-- Begin Records to use --
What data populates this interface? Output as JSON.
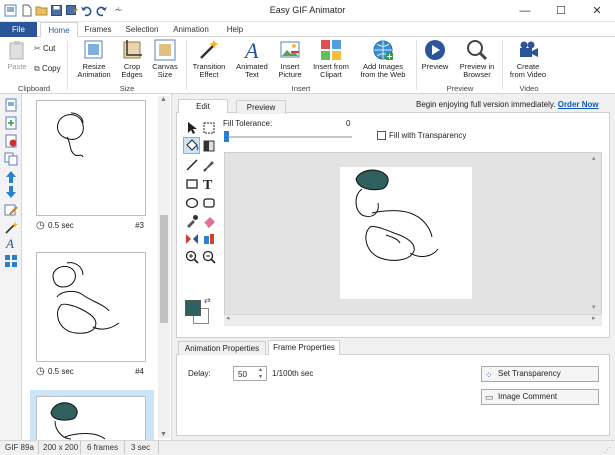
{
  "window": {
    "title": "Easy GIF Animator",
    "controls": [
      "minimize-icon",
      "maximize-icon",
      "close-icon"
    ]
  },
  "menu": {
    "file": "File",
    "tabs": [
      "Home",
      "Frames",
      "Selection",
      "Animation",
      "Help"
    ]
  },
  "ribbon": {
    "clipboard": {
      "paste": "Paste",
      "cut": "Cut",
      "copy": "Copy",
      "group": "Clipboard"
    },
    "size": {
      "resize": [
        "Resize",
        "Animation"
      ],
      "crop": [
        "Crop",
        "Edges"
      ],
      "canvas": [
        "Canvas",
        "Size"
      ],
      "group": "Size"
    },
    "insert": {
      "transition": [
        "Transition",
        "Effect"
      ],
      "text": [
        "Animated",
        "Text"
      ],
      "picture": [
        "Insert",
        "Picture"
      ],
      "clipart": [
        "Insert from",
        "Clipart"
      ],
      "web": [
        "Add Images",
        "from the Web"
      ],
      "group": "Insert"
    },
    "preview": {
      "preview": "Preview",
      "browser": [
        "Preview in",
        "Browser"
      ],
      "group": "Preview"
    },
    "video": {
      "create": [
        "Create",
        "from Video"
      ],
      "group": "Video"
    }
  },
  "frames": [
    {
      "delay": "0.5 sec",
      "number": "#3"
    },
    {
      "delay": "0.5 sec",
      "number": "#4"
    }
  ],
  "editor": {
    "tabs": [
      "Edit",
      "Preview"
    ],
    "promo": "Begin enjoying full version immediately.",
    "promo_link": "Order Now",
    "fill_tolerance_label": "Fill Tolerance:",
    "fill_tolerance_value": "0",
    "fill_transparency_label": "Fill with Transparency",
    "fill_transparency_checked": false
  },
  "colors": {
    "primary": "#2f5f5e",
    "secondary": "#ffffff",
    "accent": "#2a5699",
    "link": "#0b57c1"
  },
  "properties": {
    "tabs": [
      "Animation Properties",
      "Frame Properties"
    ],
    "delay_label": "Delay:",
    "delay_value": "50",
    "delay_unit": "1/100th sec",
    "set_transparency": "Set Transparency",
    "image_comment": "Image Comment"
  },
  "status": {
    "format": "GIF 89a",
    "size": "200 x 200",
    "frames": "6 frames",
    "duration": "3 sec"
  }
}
-- End Records to use --
* Exercise instructions *
Repeat the records above exactly, leaving out the pictures.

* Result of the exercise *
What data populates this interface? Output as JSON.
{
  "window": {
    "title": "Easy GIF Animator",
    "controls": [
      "minimize-icon",
      "maximize-icon",
      "close-icon"
    ]
  },
  "menu": {
    "file": "File",
    "tabs": [
      "Home",
      "Frames",
      "Selection",
      "Animation",
      "Help"
    ]
  },
  "ribbon": {
    "clipboard": {
      "paste": "Paste",
      "cut": "Cut",
      "copy": "Copy",
      "group": "Clipboard"
    },
    "size": {
      "resize": [
        "Resize",
        "Animation"
      ],
      "crop": [
        "Crop",
        "Edges"
      ],
      "canvas": [
        "Canvas",
        "Size"
      ],
      "group": "Size"
    },
    "insert": {
      "transition": [
        "Transition",
        "Effect"
      ],
      "text": [
        "Animated",
        "Text"
      ],
      "picture": [
        "Insert",
        "Picture"
      ],
      "clipart": [
        "Insert from",
        "Clipart"
      ],
      "web": [
        "Add Images",
        "from the Web"
      ],
      "group": "Insert"
    },
    "preview": {
      "preview": "Preview",
      "browser": [
        "Preview in",
        "Browser"
      ],
      "group": "Preview"
    },
    "video": {
      "create": [
        "Create",
        "from Video"
      ],
      "group": "Video"
    }
  },
  "frames": [
    {
      "delay": "0.5 sec",
      "number": "#3"
    },
    {
      "delay": "0.5 sec",
      "number": "#4"
    }
  ],
  "editor": {
    "tabs": [
      "Edit",
      "Preview"
    ],
    "promo": "Begin enjoying full version immediately.",
    "promo_link": "Order Now",
    "fill_tolerance_label": "Fill Tolerance:",
    "fill_tolerance_value": "0",
    "fill_transparency_label": "Fill with Transparency",
    "fill_transparency_checked": false
  },
  "colors": {
    "primary": "#2f5f5e",
    "secondary": "#ffffff",
    "accent": "#2a5699",
    "link": "#0b57c1"
  },
  "properties": {
    "tabs": [
      "Animation Properties",
      "Frame Properties"
    ],
    "delay_label": "Delay:",
    "delay_value": "50",
    "delay_unit": "1/100th sec",
    "set_transparency": "Set Transparency",
    "image_comment": "Image Comment"
  },
  "status": {
    "format": "GIF 89a",
    "size": "200 x 200",
    "frames": "6 frames",
    "duration": "3 sec"
  }
}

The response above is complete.